**Task goal**
Examine the entries and show every line in which the word "Statistics" is found.

-- START OF Records for the task --

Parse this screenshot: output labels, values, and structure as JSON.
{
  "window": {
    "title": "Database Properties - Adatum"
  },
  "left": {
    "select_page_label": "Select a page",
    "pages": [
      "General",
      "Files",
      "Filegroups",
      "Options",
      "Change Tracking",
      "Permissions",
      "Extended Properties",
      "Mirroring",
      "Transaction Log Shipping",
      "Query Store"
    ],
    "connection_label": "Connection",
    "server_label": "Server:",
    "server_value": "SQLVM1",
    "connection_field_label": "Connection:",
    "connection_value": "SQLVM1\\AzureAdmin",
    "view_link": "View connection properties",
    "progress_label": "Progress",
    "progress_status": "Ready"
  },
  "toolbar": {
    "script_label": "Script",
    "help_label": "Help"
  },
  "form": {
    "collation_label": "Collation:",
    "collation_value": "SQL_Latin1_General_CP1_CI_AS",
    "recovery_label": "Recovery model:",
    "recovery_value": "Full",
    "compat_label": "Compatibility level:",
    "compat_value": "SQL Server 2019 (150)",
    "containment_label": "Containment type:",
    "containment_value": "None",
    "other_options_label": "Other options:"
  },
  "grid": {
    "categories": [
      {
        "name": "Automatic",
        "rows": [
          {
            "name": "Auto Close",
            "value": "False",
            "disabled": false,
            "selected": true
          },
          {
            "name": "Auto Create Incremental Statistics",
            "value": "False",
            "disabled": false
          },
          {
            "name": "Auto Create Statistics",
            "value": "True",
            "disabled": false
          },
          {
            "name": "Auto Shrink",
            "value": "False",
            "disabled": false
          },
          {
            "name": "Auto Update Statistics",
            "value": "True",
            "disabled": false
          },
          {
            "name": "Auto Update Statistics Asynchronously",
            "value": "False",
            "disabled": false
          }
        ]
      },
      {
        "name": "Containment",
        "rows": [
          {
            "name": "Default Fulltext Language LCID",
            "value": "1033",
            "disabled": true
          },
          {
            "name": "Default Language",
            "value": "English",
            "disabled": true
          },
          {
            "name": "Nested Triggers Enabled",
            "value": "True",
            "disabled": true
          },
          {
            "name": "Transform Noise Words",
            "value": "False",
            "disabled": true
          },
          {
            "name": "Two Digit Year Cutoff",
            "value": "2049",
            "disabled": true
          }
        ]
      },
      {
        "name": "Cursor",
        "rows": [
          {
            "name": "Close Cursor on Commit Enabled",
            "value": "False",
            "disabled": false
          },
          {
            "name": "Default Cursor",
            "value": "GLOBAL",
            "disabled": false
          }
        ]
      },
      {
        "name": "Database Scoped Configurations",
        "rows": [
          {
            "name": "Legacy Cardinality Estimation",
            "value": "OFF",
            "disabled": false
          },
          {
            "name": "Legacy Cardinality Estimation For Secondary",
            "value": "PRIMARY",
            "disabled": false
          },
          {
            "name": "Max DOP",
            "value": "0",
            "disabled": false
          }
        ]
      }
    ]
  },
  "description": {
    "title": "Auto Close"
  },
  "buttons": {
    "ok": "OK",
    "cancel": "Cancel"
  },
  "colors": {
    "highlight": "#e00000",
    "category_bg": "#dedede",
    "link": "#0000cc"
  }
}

-- END OF Records for the task --

**Exercise response**
            "name": "Auto Create Incremental Statistics",
            "name": "Auto Create Statistics",
            "name": "Auto Update Statistics",
            "name": "Auto Update Statistics Asynchronously",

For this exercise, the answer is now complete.